• Task
Reproduce the records below exactly, leaving out any pictures.

===== Source material =====

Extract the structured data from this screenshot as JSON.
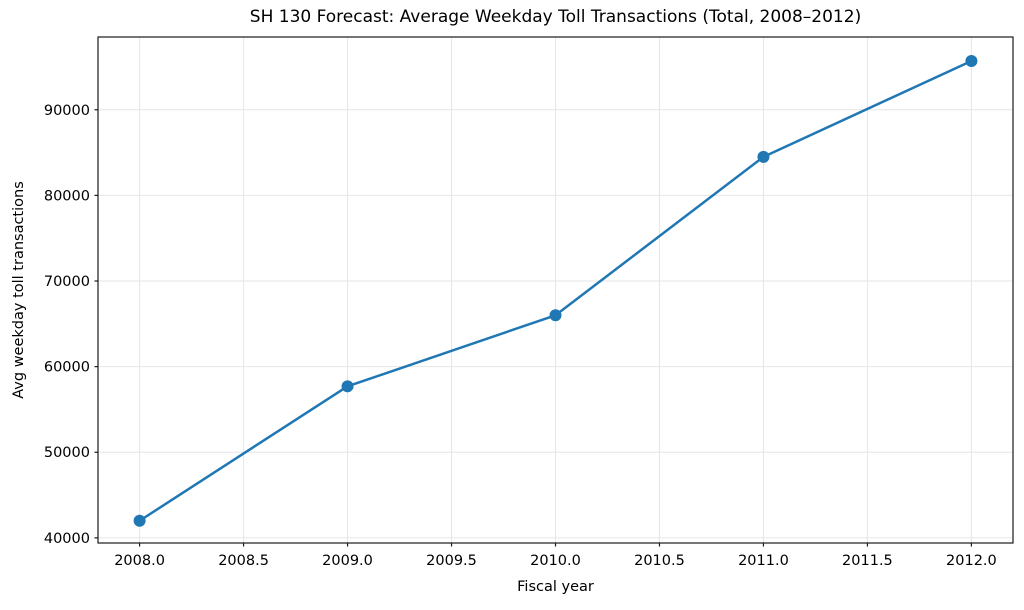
{
  "chart_data": {
    "type": "line",
    "title": "SH 130 Forecast: Average Weekday Toll Transactions (Total, 2008–2012)",
    "xlabel": "Fiscal year",
    "ylabel": "Avg weekday toll transactions",
    "x": [
      2008,
      2009,
      2010,
      2011,
      2012
    ],
    "values": [
      42000,
      57700,
      66000,
      84500,
      95700
    ],
    "xlim": [
      2007.8,
      2012.2
    ],
    "ylim": [
      39400,
      98500
    ],
    "xticks": {
      "values": [
        2008.0,
        2008.5,
        2009.0,
        2009.5,
        2010.0,
        2010.5,
        2011.0,
        2011.5,
        2012.0
      ],
      "labels": [
        "2008.0",
        "2008.5",
        "2009.0",
        "2009.5",
        "2010.0",
        "2010.5",
        "2011.0",
        "2011.5",
        "2012.0"
      ]
    },
    "yticks": {
      "values": [
        40000,
        50000,
        60000,
        70000,
        80000,
        90000
      ],
      "labels": [
        "40000",
        "50000",
        "60000",
        "70000",
        "80000",
        "90000"
      ]
    },
    "grid": true,
    "legend": "none",
    "line_color": "#1f77b4",
    "marker": "circle",
    "grid_color": "#e6e6e6",
    "axis_color": "#1a1a1a",
    "text_color": "#000000"
  }
}
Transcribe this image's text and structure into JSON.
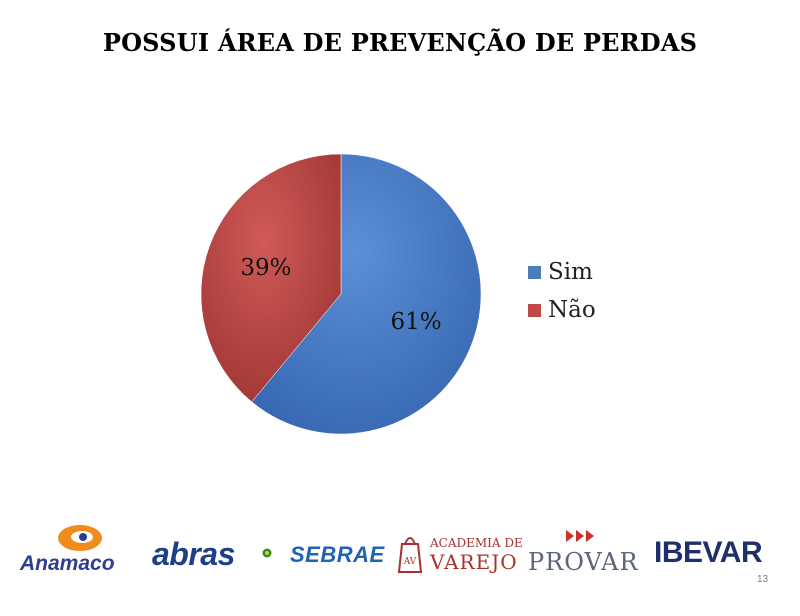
{
  "page": {
    "number": "13"
  },
  "chart_data": {
    "type": "pie",
    "title": "POSSUI ÁREA DE PREVENÇÃO DE PERDAS",
    "slices": [
      {
        "label": "Sim",
        "value": 61,
        "display": "61%",
        "color": "#4a7ebb"
      },
      {
        "label": "Não",
        "value": 39,
        "display": "39%",
        "color": "#be4b48"
      }
    ],
    "legend_position": "right"
  },
  "logos": [
    {
      "name": "Anamaco",
      "text": "Anamaco"
    },
    {
      "name": "abras",
      "text": "abras"
    },
    {
      "name": "SEBRAE",
      "text": "SEBRAE"
    },
    {
      "name": "Academia de Varejo",
      "text_top": "ACADEMIA DE",
      "text_bottom": "VAREJO",
      "mark": "AV"
    },
    {
      "name": "PROVAR",
      "text": "PROVAR"
    },
    {
      "name": "IBEVAR",
      "text": "IBEVAR"
    }
  ]
}
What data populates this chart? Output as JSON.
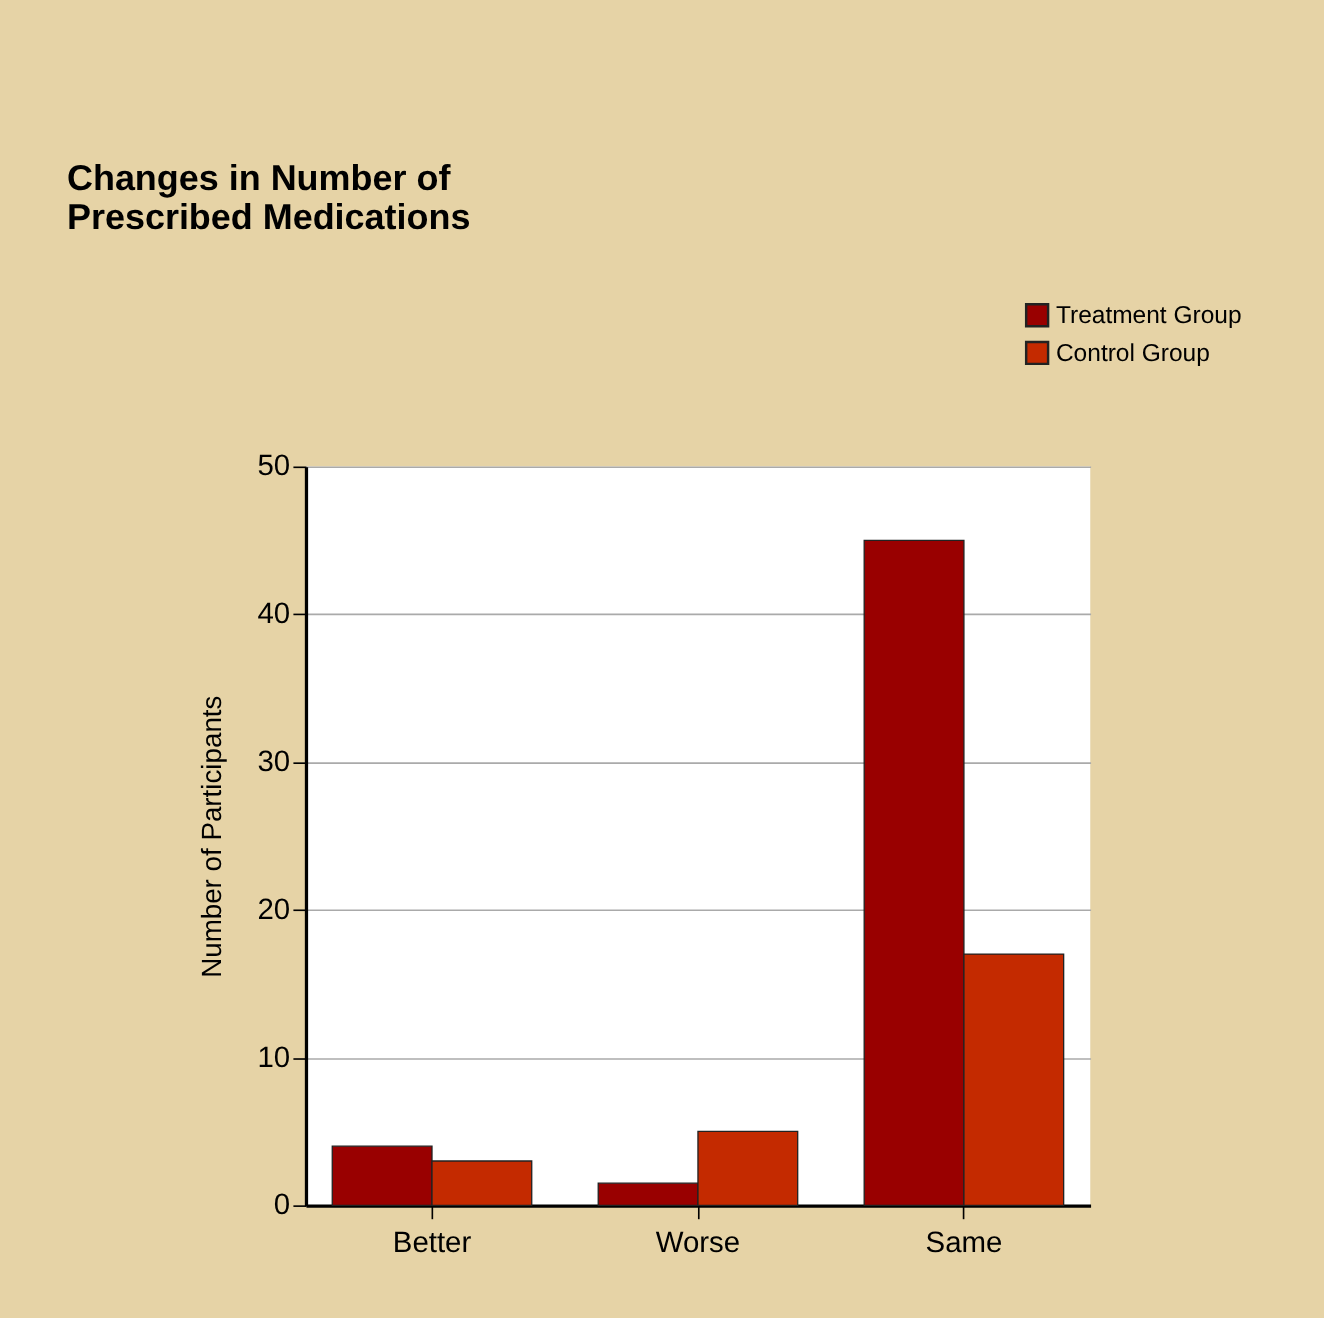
{
  "chart_data": {
    "type": "bar",
    "title": "Changes in Number of\nPrescribed Medications",
    "ylabel": "Number of Participants",
    "categories": [
      "Better",
      "Worse",
      "Same"
    ],
    "series": [
      {
        "name": "Treatment Group",
        "color": "#990000",
        "values": [
          4,
          1.5,
          45
        ]
      },
      {
        "name": "Control Group",
        "color": "#c42a00",
        "values": [
          3,
          5,
          17
        ]
      }
    ],
    "ylim": [
      0,
      50
    ],
    "yticks": [
      0,
      10,
      20,
      30,
      40,
      50
    ],
    "grid": "y",
    "legend": "top right"
  }
}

=====

• Written answer
Extract the structured data from this screenshot as JSON.
{
  "chart_data": {
    "type": "line",
    "title": "SH 130 Forecast: Average Weekday Toll Transactions (Total, 2008–2012)",
    "xlabel": "Fiscal year",
    "ylabel": "Avg weekday toll transactions",
    "x": [
      2008,
      2009,
      2010,
      2011,
      2012
    ],
    "values": [
      42000,
      57700,
      66000,
      84500,
      95700
    ],
    "xlim": [
      2007.8,
      2012.2
    ],
    "ylim": [
      39400,
      98500
    ],
    "xticks": {
      "values": [
        2008.0,
        2008.5,
        2009.0,
        2009.5,
        2010.0,
        2010.5,
        2011.0,
        2011.5,
        2012.0
      ],
      "labels": [
        "2008.0",
        "2008.5",
        "2009.0",
        "2009.5",
        "2010.0",
        "2010.5",
        "2011.0",
        "2011.5",
        "2012.0"
      ]
    },
    "yticks": {
      "values": [
        40000,
        50000,
        60000,
        70000,
        80000,
        90000
      ],
      "labels": [
        "40000",
        "50000",
        "60000",
        "70000",
        "80000",
        "90000"
      ]
    },
    "grid": true,
    "legend": "none",
    "line_color": "#1f77b4",
    "marker": "circle",
    "grid_color": "#e6e6e6",
    "axis_color": "#1a1a1a",
    "text_color": "#000000"
  }
}
Transcribe this image's text and structure into JSON.
{
  "page": {
    "number": "13"
  },
  "chart_data": {
    "type": "pie",
    "title": "POSSUI ÁREA DE PREVENÇÃO DE PERDAS",
    "slices": [
      {
        "label": "Sim",
        "value": 61,
        "display": "61%",
        "color": "#4a7ebb"
      },
      {
        "label": "Não",
        "value": 39,
        "display": "39%",
        "color": "#be4b48"
      }
    ],
    "legend_position": "right"
  },
  "logos": [
    {
      "name": "Anamaco",
      "text": "Anamaco"
    },
    {
      "name": "abras",
      "text": "abras"
    },
    {
      "name": "SEBRAE",
      "text": "SEBRAE"
    },
    {
      "name": "Academia de Varejo",
      "text_top": "ACADEMIA DE",
      "text_bottom": "VAREJO",
      "mark": "AV"
    },
    {
      "name": "PROVAR",
      "text": "PROVAR"
    },
    {
      "name": "IBEVAR",
      "text": "IBEVAR"
    }
  ]
}
What data populates this chart? Output as JSON.
{
  "chart_data": {
    "type": "bar",
    "title": "Changes in Number of\nPrescribed Medications",
    "ylabel": "Number of Participants",
    "categories": [
      "Better",
      "Worse",
      "Same"
    ],
    "series": [
      {
        "name": "Treatment Group",
        "color": "#990000",
        "values": [
          4,
          1.5,
          45
        ]
      },
      {
        "name": "Control Group",
        "color": "#c42a00",
        "values": [
          3,
          5,
          17
        ]
      }
    ],
    "ylim": [
      0,
      50
    ],
    "yticks": [
      0,
      10,
      20,
      30,
      40,
      50
    ],
    "grid": "y",
    "legend": "top right"
  }
}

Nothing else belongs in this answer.